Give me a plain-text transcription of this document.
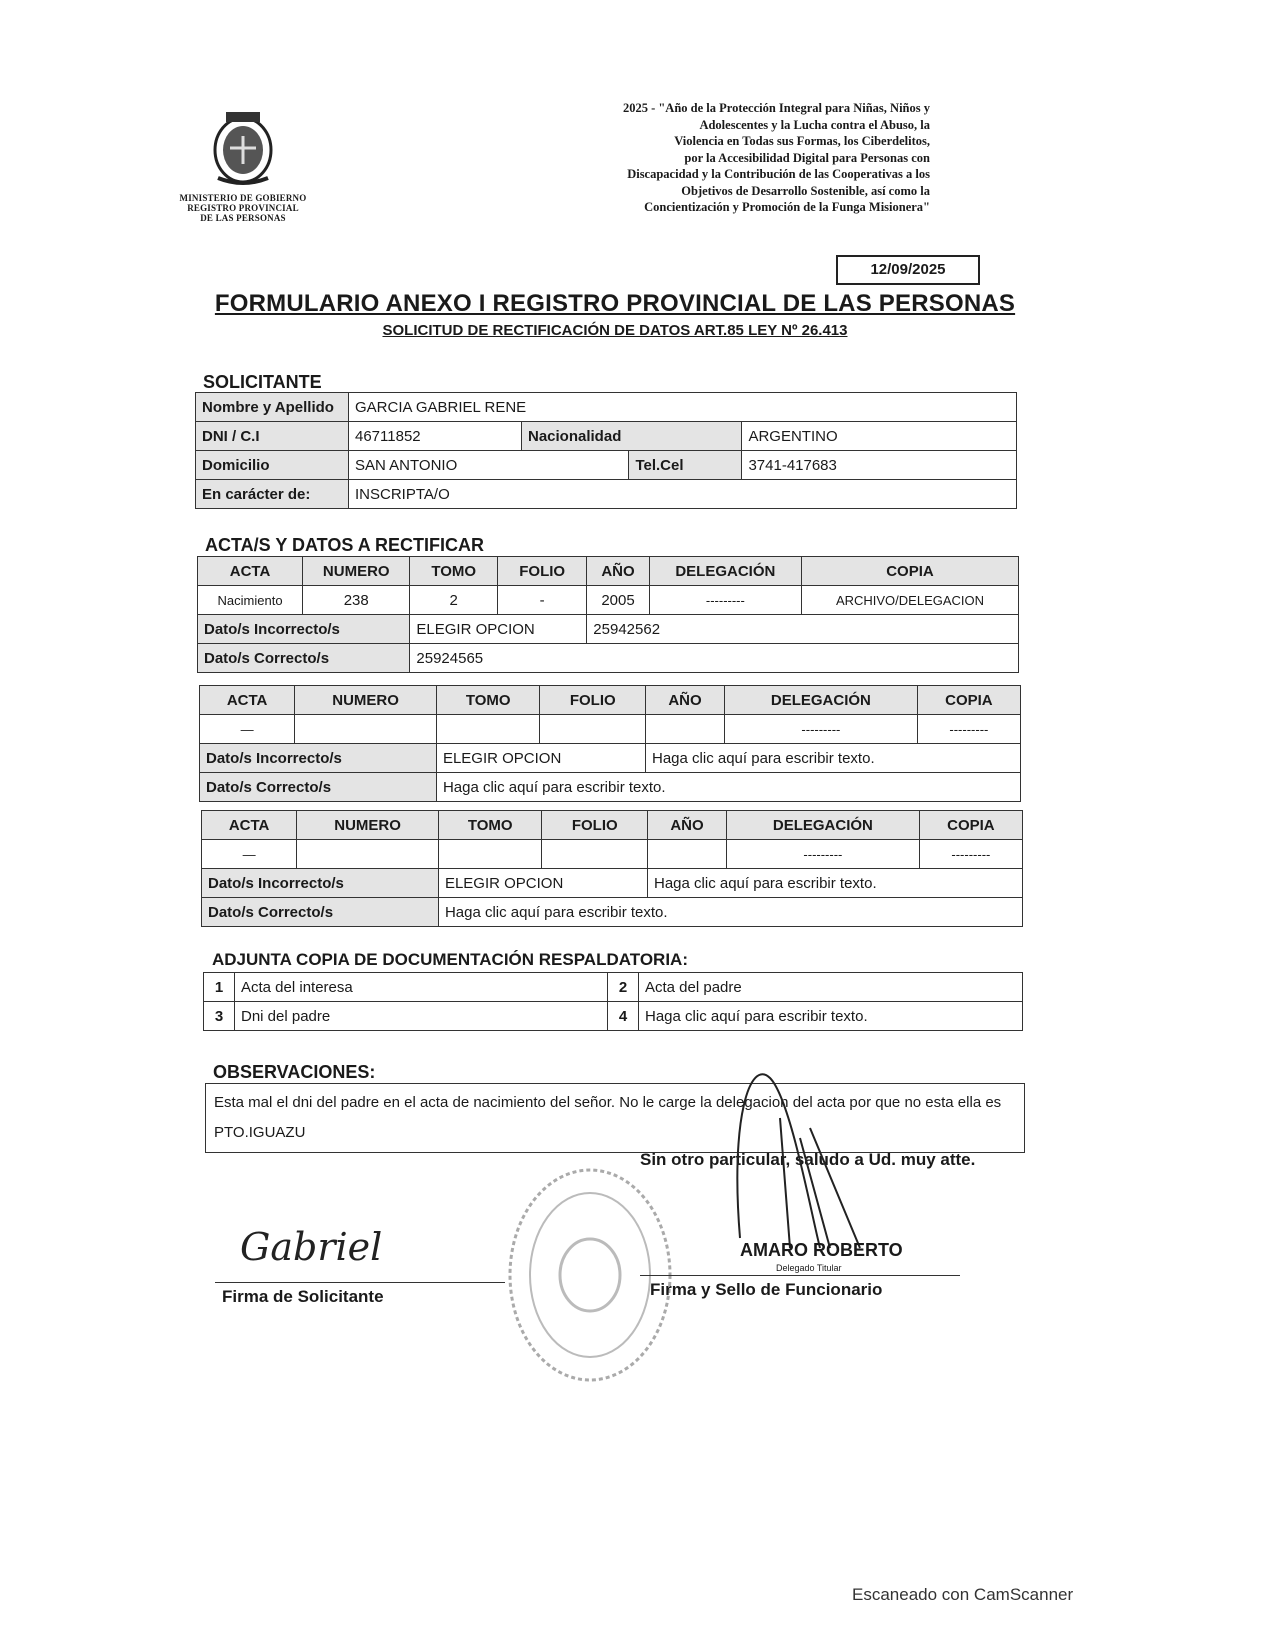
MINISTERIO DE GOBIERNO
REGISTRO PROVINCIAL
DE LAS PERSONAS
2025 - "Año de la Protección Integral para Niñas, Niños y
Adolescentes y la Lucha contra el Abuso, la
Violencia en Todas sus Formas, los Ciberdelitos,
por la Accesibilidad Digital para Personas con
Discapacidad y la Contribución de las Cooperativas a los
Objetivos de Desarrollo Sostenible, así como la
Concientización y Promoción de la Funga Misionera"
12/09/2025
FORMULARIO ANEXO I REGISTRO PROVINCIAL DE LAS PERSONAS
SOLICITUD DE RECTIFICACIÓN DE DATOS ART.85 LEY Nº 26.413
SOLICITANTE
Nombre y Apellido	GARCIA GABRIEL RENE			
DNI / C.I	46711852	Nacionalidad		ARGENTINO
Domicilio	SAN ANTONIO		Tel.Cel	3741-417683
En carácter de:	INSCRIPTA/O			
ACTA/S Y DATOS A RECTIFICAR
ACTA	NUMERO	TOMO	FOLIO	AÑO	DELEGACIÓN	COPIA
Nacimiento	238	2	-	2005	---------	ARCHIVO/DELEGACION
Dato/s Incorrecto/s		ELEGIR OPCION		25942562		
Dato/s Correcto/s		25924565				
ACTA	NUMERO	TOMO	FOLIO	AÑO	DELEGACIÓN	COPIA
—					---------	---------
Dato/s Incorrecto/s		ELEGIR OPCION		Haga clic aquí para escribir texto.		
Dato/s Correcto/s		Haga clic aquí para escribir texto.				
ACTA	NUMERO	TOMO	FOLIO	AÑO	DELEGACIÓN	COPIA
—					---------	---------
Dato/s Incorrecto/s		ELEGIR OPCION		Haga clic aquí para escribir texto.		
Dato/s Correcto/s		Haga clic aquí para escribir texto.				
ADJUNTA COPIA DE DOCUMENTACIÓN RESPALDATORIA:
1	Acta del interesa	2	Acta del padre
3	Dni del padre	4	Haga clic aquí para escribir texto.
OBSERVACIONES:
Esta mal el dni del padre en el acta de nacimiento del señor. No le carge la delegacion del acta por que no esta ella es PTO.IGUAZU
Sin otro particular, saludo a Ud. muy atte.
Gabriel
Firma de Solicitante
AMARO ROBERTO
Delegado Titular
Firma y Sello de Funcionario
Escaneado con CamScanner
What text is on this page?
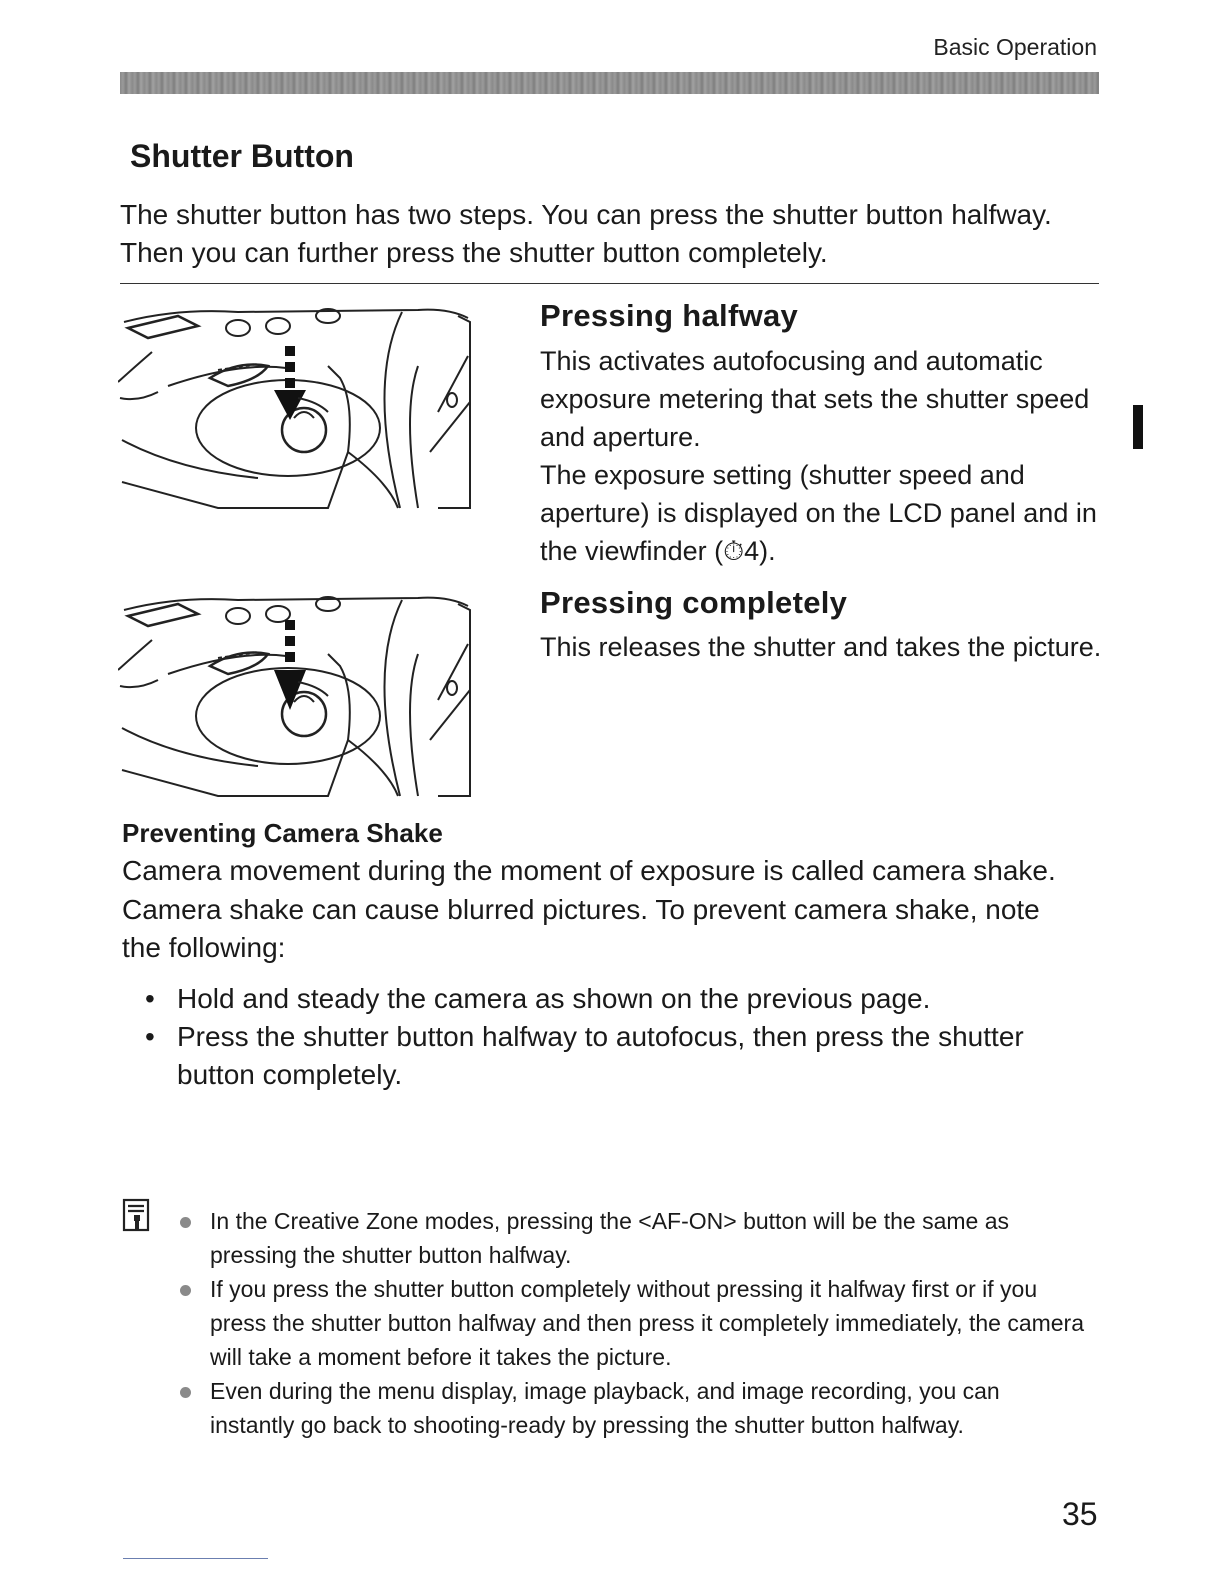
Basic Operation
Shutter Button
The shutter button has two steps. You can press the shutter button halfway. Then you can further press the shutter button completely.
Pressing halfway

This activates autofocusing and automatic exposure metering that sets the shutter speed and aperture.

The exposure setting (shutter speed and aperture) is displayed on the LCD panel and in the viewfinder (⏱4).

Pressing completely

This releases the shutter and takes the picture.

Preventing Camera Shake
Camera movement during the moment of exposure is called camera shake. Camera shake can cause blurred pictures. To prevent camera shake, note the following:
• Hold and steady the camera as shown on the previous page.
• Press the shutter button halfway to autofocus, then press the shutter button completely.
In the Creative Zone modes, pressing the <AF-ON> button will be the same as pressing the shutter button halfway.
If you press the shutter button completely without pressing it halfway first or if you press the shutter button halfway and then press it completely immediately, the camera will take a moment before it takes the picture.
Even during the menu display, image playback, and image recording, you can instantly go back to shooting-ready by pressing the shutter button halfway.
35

→ **Directive**: List every line from the entries above in which "will" appears.

→ **Answer to this exercise**:
In the Creative Zone modes, pressing the <AF-ON> button will be the same as pressing the shutter button halfway.
If you press the shutter button completely without pressing it halfway first or if you press the shutter button halfway and then press it completely immediately, the camera will take a moment before it takes the picture.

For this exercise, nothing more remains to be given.